# ReSolved: Miss Emma has a new home. (Wisconsin)



## kherrmann3 (Mar 30, 2009)

Hello, as some of you may have read, I will be rehoming Miss Emma McFluffybottoms. I don't have a new home for her yet, and I would like to post this here to see if I can find a good home for her on here. I'd like a bunny-savvy owner for her, so this was the first place that came to mind.

Miss Emma is a lion/lop cross and just turned three years old on January 15th of this year. She is full of spunk and does lots of mini-binkies and bunny-500's around her play area. She is spayed and microchipped (I was told she was microchipped).

She is not friendly with other rabbits and I think it would be a good idea for her to be housed alone. She just doesn't understand how to share with other rabbits. 

She is still skittish with people, but with some work, could really be a cuddlebun. She will let you pet her head and ears for awhile and will tooth-purr. She has wonderful litter box habits and is not destructive to home furnishings.

▸ Provided material
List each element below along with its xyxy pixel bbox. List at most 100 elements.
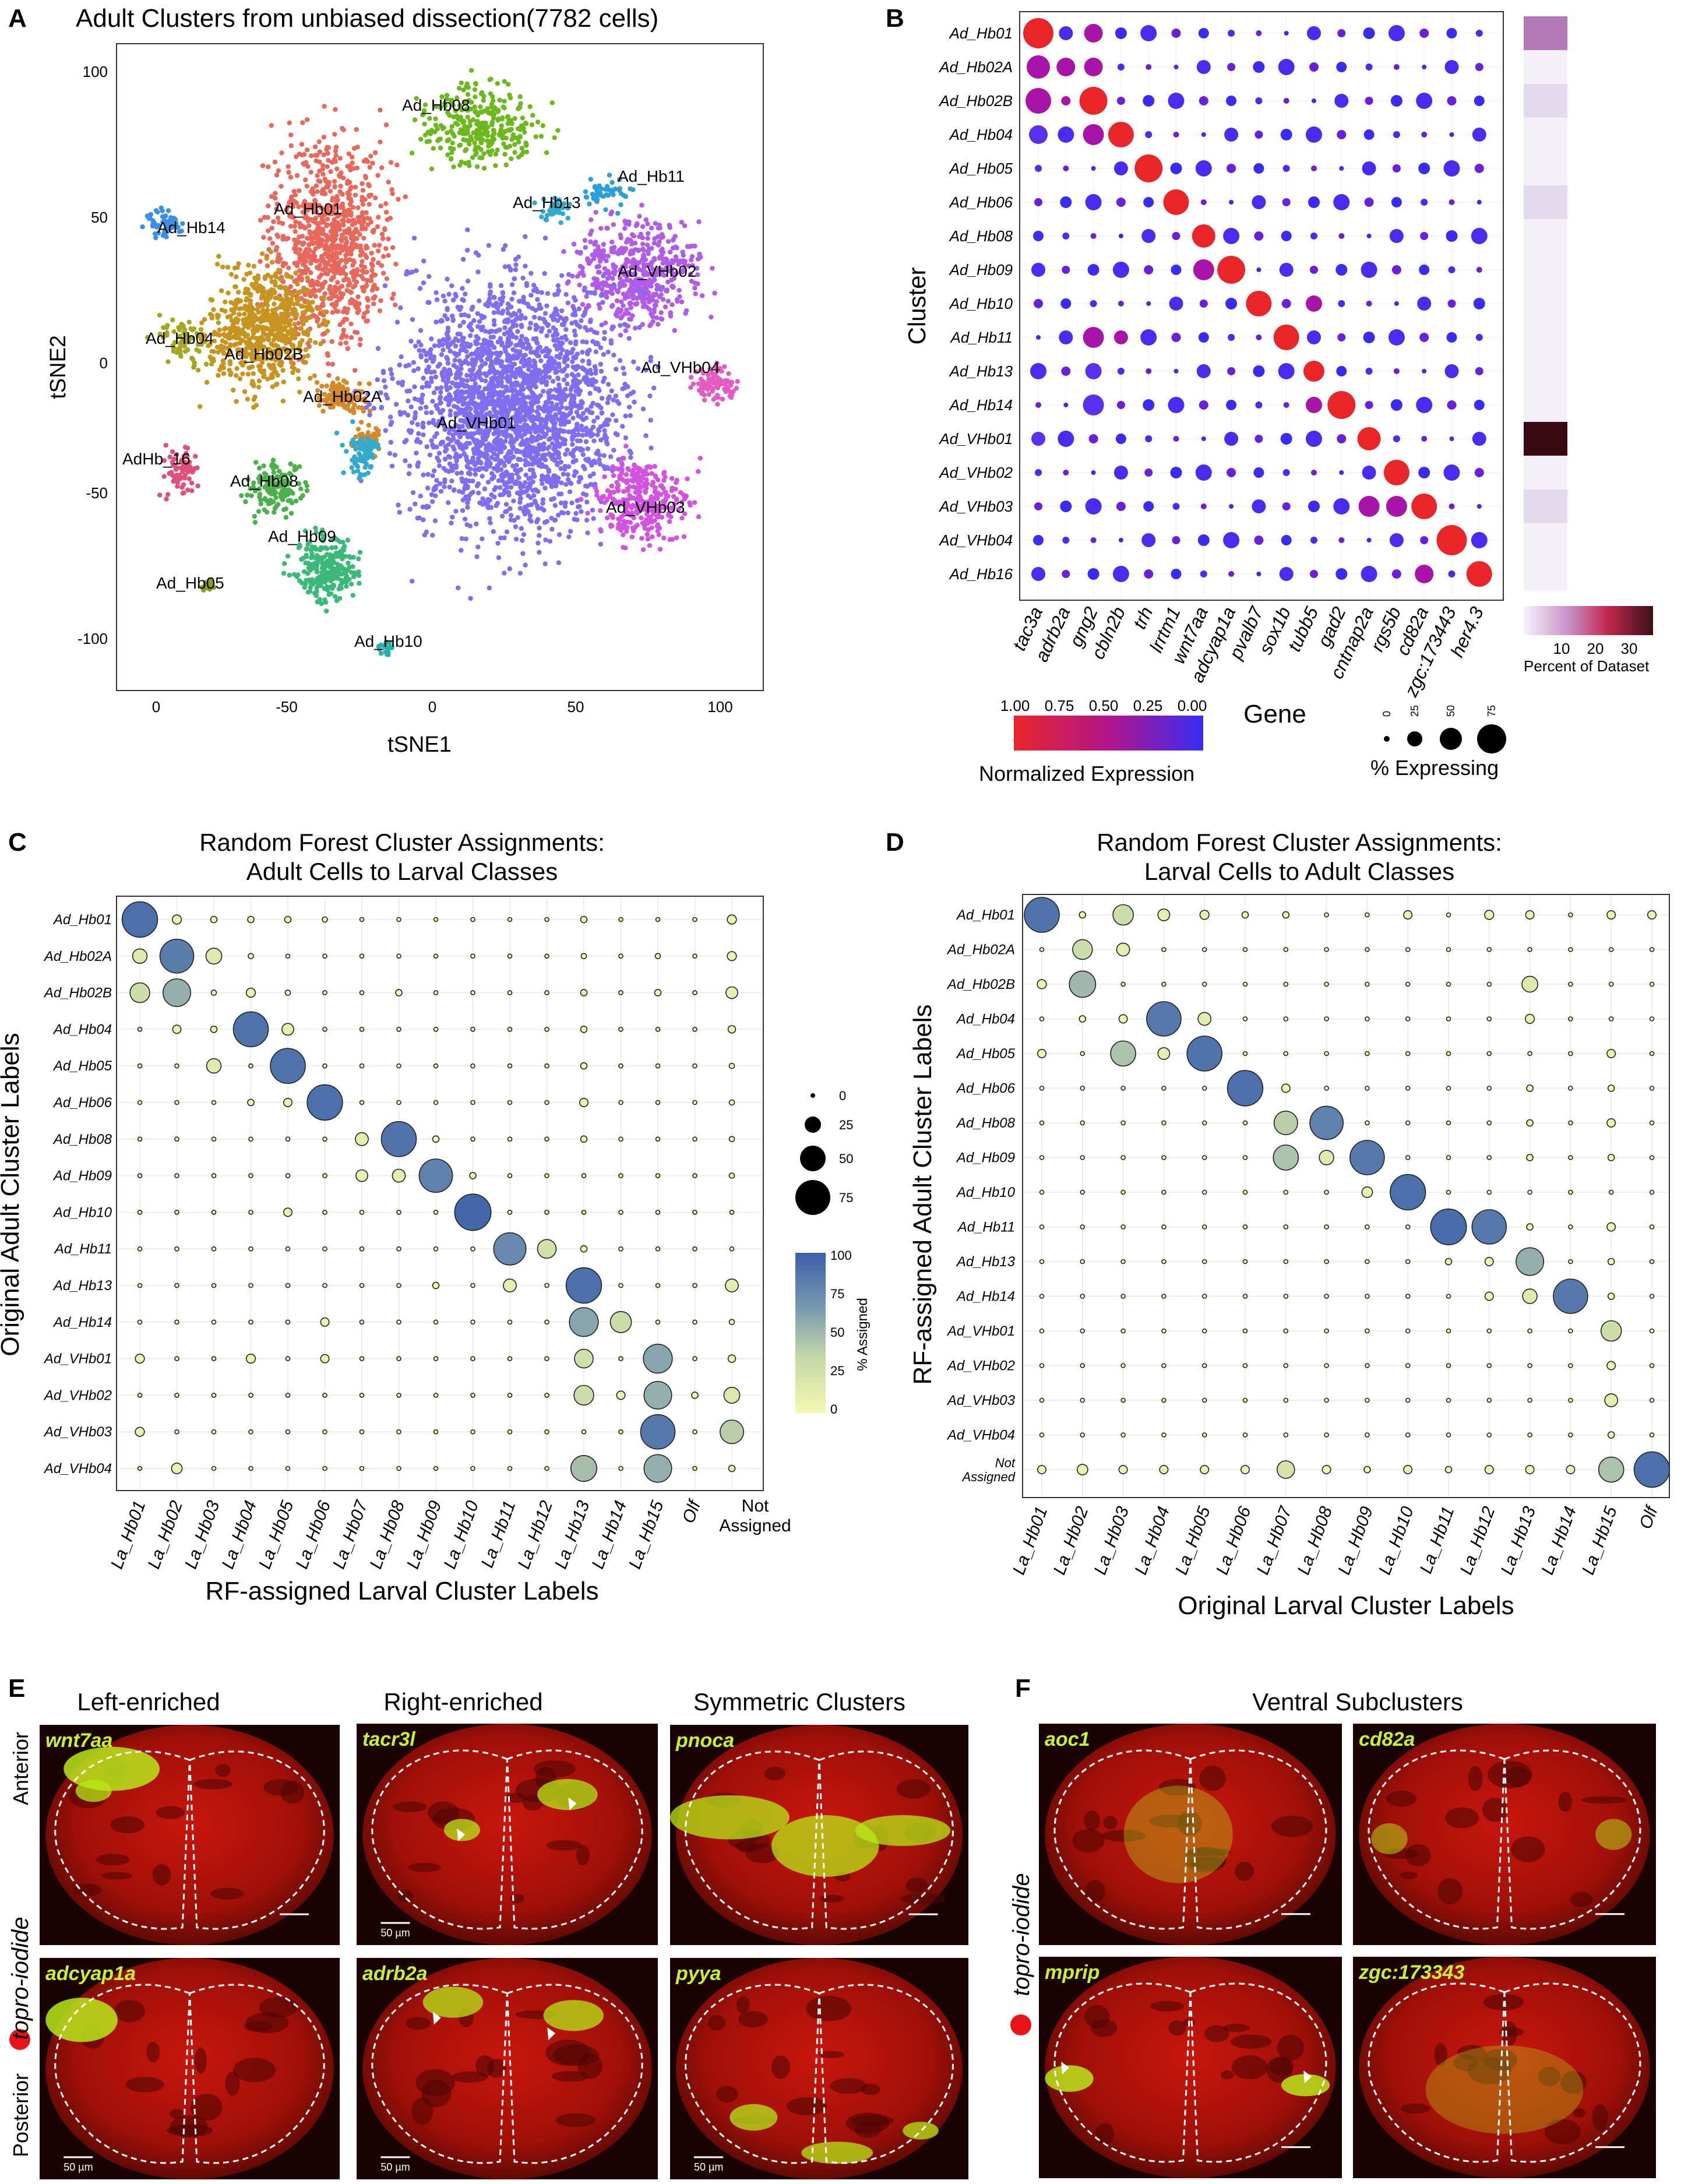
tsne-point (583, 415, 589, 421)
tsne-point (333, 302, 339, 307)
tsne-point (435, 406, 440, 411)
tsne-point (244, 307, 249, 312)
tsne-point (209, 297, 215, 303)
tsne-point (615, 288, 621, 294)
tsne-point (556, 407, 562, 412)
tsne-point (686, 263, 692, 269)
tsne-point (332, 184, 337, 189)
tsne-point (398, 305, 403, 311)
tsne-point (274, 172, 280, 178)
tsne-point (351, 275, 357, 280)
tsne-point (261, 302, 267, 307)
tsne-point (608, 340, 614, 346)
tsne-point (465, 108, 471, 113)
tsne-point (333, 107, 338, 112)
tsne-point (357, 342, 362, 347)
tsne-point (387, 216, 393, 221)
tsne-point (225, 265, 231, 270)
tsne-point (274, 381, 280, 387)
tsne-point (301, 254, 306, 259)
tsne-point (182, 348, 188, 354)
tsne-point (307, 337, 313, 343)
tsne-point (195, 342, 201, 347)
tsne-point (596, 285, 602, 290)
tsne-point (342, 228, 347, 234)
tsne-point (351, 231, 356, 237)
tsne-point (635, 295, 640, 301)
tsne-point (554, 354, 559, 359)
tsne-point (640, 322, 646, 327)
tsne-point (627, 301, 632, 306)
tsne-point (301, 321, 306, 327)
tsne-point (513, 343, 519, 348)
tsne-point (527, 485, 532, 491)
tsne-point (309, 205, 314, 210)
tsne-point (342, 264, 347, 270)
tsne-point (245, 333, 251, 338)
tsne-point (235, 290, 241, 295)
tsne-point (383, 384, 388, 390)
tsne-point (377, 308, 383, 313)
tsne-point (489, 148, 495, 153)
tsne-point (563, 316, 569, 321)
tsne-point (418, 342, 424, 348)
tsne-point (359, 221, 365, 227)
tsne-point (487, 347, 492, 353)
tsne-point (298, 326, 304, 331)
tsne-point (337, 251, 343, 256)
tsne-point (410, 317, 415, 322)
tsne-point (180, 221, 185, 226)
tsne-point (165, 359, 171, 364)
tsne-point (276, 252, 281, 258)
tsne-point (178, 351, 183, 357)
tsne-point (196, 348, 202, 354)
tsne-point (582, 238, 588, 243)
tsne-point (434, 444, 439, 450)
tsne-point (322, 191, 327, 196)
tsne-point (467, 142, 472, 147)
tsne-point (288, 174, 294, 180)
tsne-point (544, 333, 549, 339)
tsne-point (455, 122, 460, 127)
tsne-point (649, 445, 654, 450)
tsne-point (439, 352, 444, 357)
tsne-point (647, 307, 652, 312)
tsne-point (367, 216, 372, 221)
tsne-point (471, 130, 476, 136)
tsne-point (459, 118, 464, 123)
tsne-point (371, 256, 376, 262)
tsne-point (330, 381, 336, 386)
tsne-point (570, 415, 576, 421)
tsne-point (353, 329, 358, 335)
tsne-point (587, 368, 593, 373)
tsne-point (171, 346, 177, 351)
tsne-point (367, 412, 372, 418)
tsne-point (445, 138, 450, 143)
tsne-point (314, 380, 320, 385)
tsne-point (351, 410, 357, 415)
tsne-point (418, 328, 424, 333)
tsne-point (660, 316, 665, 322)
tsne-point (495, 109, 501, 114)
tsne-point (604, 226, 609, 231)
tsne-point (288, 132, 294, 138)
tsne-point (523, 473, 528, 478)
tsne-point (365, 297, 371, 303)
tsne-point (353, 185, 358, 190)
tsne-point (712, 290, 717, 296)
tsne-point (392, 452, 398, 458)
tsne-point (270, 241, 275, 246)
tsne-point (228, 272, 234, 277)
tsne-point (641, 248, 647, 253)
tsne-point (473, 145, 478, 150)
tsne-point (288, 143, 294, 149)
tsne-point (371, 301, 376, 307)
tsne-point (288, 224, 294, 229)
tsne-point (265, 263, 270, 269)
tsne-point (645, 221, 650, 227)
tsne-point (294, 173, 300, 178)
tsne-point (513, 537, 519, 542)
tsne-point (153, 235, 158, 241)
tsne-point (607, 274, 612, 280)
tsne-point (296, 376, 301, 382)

* * *

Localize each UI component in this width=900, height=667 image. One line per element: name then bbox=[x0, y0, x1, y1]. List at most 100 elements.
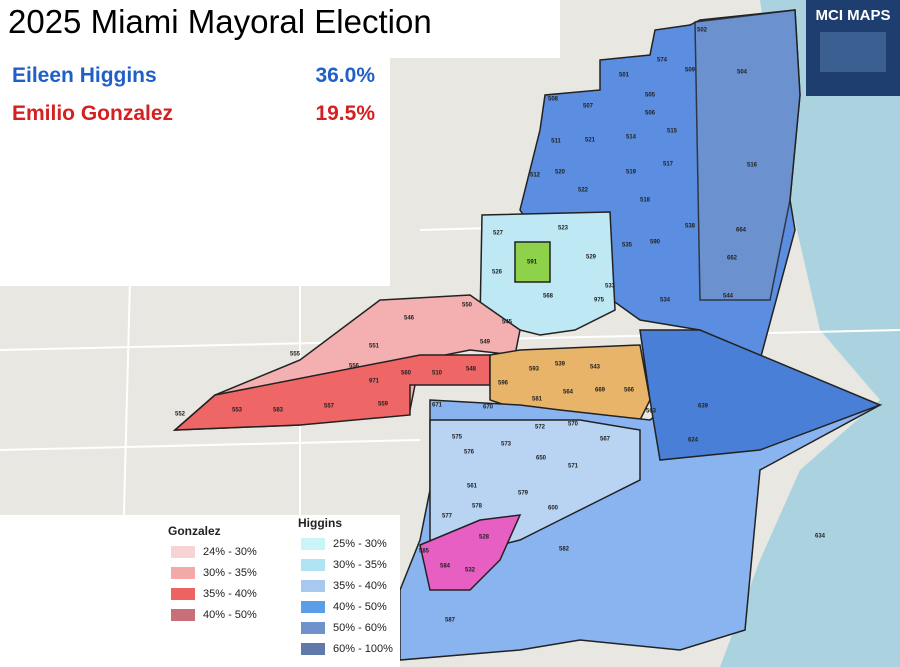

--

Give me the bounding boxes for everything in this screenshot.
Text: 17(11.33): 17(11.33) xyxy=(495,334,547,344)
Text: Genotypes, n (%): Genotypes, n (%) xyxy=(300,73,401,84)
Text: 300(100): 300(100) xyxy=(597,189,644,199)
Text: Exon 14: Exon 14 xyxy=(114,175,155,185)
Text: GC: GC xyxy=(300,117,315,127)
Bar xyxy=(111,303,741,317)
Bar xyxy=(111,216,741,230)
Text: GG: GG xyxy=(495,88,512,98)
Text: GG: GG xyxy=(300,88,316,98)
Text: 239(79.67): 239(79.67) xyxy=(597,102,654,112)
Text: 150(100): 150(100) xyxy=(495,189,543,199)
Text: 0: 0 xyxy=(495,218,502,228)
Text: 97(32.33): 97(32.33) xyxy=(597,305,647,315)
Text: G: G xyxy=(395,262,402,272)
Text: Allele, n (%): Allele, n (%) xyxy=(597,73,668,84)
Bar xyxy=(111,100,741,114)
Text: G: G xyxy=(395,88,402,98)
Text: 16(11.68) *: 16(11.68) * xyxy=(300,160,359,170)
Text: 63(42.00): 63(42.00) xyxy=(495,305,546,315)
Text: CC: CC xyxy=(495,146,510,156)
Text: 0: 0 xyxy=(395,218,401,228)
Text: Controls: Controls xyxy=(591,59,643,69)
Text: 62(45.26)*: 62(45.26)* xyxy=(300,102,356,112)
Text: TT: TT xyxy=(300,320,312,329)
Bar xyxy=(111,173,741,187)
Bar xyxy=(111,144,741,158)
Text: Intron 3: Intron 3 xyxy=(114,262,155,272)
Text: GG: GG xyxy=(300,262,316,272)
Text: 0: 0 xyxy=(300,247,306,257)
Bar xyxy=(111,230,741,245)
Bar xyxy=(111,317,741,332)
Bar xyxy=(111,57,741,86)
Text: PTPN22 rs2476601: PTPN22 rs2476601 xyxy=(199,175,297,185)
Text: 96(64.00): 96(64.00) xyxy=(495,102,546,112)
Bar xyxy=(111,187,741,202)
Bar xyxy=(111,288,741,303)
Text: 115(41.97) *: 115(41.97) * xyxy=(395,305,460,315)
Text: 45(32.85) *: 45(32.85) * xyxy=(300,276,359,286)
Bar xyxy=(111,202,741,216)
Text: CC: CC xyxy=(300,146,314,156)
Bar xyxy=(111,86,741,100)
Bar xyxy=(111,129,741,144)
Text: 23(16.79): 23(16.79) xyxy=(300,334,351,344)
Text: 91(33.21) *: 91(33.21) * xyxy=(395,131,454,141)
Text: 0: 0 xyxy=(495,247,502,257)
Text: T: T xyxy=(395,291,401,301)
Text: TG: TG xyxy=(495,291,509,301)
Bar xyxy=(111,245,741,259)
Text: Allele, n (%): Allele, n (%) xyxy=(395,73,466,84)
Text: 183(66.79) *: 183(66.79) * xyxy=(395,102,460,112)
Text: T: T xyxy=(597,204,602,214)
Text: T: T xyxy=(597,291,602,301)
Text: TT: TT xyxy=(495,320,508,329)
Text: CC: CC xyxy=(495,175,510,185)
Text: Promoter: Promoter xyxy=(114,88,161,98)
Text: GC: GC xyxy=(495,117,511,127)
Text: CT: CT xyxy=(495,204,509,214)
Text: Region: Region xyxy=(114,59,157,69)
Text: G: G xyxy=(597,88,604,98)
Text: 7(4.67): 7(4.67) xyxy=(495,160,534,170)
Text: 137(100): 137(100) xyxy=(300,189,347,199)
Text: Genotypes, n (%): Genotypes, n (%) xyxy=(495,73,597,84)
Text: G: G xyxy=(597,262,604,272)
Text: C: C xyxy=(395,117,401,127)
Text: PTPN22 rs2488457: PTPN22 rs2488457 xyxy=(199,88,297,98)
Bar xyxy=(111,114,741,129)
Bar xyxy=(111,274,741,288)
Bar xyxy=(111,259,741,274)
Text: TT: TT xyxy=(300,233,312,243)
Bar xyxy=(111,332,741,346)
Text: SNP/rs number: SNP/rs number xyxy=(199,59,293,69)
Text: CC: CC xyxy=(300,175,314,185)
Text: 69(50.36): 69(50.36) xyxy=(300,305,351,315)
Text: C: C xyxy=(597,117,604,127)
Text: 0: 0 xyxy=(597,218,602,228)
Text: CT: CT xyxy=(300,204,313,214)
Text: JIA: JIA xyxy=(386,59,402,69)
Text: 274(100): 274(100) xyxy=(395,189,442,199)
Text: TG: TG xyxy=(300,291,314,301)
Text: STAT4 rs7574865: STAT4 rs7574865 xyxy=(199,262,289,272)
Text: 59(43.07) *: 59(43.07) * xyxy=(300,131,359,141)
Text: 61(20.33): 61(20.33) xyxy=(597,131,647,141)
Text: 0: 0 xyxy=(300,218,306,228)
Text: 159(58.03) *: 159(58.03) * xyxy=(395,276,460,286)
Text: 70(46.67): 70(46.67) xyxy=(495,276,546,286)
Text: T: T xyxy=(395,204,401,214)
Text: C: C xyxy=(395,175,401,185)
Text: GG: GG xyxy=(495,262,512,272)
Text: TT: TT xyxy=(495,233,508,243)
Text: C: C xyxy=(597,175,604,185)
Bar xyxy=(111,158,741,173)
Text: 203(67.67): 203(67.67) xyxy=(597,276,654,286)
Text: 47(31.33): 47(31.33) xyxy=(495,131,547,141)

▸ Required tasks
1 – Render this sentence from the post about rehoming Miss Emma in Spanish: "She has wonderful litter box habits and is not destructive to home furnishings."
2 – Summarize the post about rehoming Miss Emma in two sentences.
3 – Carry on the post about rehoming Miss Emma from the point where it stops.
The rows come from a separate source.

▸ Answers for the exercise
1 – Tiene excelentes hábitos con la caja de arena y no daña los muebles de la casa.

2 – The poster wants to find a bunny-savvy home for Miss Emma McFluffybottoms, a lion/lop cross who turned three on January 15th and is spayed and reportedly microchipped. She is full of spunk and is not friendly with other rabbits, and she is still skittish with people but lets them pet her head and ears, has wonderful litter box habits and does not damage furnishings.

3 –
I can help with transport. I would be able to drive 2 [sup]1/2 [/sup]hours (one way) to get her to (or towards) a new destination. I live in Waukesha, Wisconsin, which is 20 minutes West of Milwaukee. 

Thank you.


----------



## whaleyk98 (Mar 30, 2009)

Awww, she looks like a movie star bun with all that hair. I hope she finds a good home.


----------



## kherrmann3 (Mar 30, 2009)

*whaleyk98 wrote: *


> I hope she finds a good home.


I really hope she does, too. I would keep her, but the incident with my other rabbit yesterday prompted me to do this. I feel like a rat about it, though.


----------



## myheart (Mar 30, 2009)

*kherrmann3 wrote: *


> ...I would keep her, but the incident with my other rabbit yesterday prompted me to do this.


:?Can't find any posts about it...


----------



## myheart (Mar 30, 2009)

*myheart wrote: *


> *kherrmann3 wrote: *
> 
> 
> > ...I would keep her, but the incident with my other rabbit yesterday prompted me to do this.
> ...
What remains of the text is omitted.